- Brief
All records should be reproduced verbatim.

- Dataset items
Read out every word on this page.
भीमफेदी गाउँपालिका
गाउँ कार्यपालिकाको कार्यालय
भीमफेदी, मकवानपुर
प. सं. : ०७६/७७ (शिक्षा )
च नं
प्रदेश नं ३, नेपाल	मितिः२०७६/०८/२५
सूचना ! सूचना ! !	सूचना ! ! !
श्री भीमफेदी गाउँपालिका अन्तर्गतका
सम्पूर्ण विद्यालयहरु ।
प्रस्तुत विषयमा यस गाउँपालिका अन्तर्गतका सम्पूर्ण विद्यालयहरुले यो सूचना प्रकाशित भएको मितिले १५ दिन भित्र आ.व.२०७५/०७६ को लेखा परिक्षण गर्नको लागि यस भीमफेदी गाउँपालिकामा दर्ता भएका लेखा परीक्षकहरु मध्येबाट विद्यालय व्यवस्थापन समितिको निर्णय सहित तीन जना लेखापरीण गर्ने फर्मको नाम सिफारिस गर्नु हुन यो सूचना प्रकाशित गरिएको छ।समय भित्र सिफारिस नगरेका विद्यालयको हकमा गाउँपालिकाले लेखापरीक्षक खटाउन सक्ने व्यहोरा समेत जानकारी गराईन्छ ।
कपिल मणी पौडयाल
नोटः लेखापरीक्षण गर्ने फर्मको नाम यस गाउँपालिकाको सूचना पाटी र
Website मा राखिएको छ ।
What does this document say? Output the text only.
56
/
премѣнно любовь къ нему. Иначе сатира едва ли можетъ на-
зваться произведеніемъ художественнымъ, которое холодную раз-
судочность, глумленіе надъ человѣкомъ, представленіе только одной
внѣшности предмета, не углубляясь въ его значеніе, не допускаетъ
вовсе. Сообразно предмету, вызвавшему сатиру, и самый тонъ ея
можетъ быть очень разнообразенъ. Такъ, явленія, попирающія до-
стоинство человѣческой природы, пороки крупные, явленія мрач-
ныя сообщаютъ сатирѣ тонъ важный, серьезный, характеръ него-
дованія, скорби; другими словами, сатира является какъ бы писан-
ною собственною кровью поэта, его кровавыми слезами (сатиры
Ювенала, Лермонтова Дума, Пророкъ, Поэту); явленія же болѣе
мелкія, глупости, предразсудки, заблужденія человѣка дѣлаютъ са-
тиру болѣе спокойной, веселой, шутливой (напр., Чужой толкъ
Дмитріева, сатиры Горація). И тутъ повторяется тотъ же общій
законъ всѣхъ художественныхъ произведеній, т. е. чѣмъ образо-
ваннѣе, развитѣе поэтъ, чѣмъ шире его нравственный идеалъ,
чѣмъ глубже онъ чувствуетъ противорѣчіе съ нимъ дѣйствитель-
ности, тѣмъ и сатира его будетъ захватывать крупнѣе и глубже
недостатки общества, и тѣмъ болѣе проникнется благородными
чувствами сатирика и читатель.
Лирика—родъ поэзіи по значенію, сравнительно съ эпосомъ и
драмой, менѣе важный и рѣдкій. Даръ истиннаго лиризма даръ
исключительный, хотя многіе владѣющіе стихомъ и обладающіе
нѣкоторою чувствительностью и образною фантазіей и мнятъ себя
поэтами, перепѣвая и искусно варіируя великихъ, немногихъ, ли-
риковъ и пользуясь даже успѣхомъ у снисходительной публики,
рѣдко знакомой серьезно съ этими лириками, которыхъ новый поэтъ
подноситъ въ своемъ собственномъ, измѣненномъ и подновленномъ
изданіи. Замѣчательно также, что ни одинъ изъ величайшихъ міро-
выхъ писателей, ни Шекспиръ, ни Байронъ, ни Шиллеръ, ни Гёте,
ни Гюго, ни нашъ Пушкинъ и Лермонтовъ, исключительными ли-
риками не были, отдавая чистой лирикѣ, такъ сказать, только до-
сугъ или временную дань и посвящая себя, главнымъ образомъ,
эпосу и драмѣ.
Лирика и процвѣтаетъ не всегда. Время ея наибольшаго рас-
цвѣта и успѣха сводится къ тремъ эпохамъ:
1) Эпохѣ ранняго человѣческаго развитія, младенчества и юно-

- Correct output
Read out every word on this page.
भीमफेदी गाउँपालिका
गाउँ कार्यपालिकाको कार्यालय
भीमफेदी, मकवानपुर
प. सं. : ०७६/७७ (शिक्षा )
च नं
प्रदेश नं ३, नेपाल	मितिः२०७६/०८/२५
सूचना ! सूचना ! !	सूचना ! ! !
श्री भीमफेदी गाउँपालिका अन्तर्गतका
सम्पूर्ण विद्यालयहरु ।
प्रस्तुत विषयमा यस गाउँपालिका अन्तर्गतका सम्पूर्ण विद्यालयहरुले यो सूचना प्रकाशित भएको मितिले १५ दिन भित्र आ.व.२०७५/०७६ को लेखा परिक्षण गर्नको लागि यस भीमफेदी गाउँपालिकामा दर्ता भएका लेखा परीक्षकहरु मध्येबाट विद्यालय व्यवस्थापन समितिको निर्णय सहित तीन जना लेखापरीण गर्ने फर्मको नाम सिफारिस गर्नु हुन यो सूचना प्रकाशित गरिएको छ।समय भित्र सिफारिस नगरेका विद्यालयको हकमा गाउँपालिकाले लेखापरीक्षक खटाउन सक्ने व्यहोरा समेत जानकारी गराईन्छ ।
कपिल मणी पौडयाल
नोटः लेखापरीक्षण गर्ने फर्मको नाम यस गाउँपालिकाको सूचना पाटी र
Website मा राखिएको छ ।
What does this document say? Output the text only.
56
/
премѣнно любовь къ нему. Иначе сатира едва ли можетъ на-
зваться произведеніемъ художественнымъ, которое холодную раз-
судочность, глумленіе надъ человѣкомъ, представленіе только одной
внѣшности предмета, не углубляясь въ его значеніе, не допускаетъ
вовсе. Сообразно предмету, вызвавшему сатиру, и самый тонъ ея
можетъ быть очень разнообразенъ. Такъ, явленія, попирающія до-
стоинство человѣческой природы, пороки крупные, явленія мрач-
ныя сообщаютъ сатирѣ тонъ важный, серьезный, характеръ него-
дованія, скорби; другими словами, сатира является какъ бы писан-
ною собственною кровью поэта, его кровавыми слезами (сатиры
Ювенала, Лермонтова Дума, Пророкъ, Поэту); явленія же болѣе
мелкія, глупости, предразсудки, заблужденія человѣка дѣлаютъ са-
тиру болѣе спокойной, веселой, шутливой (напр., Чужой толкъ
Дмитріева, сатиры Горація). И тутъ повторяется тотъ же общій
законъ всѣхъ художественныхъ произведеній, т. е. чѣмъ образо-
ваннѣе, развитѣе поэтъ, чѣмъ шире его нравственный идеалъ,
чѣмъ глубже онъ чувствуетъ противорѣчіе съ нимъ дѣйствитель-
ности, тѣмъ и сатира его будетъ захватывать крупнѣе и глубже
недостатки общества, и тѣмъ болѣе проникнется благородными
чувствами сатирика и читатель.
Лирика—родъ поэзіи по значенію, сравнительно съ эпосомъ и
драмой, менѣе важный и рѣдкій. Даръ истиннаго лиризма даръ
исключительный, хотя многіе владѣющіе стихомъ и обладающіе
нѣкоторою чувствительностью и образною фантазіей и мнятъ себя
поэтами, перепѣвая и искусно варіируя великихъ, немногихъ, ли-
риковъ и пользуясь даже успѣхомъ у снисходительной публики,
рѣдко знакомой серьезно съ этими лириками, которыхъ новый поэтъ
подноситъ въ своемъ собственномъ, измѣненномъ и подновленномъ
изданіи. Замѣчательно также, что ни одинъ изъ величайшихъ міро-
выхъ писателей, ни Шекспиръ, ни Байронъ, ни Шиллеръ, ни Гёте,
ни Гюго, ни нашъ Пушкинъ и Лермонтовъ, исключительными ли-
риками не были, отдавая чистой лирикѣ, такъ сказать, только до-
сугъ или временную дань и посвящая себя, главнымъ образомъ,
эпосу и драмѣ.
Лирика и процвѣтаетъ не всегда. Время ея наибольшаго рас-
цвѣта и успѣха сводится къ тремъ эпохамъ:
1) Эпохѣ ранняго человѣческаго развитія, младенчества и юно-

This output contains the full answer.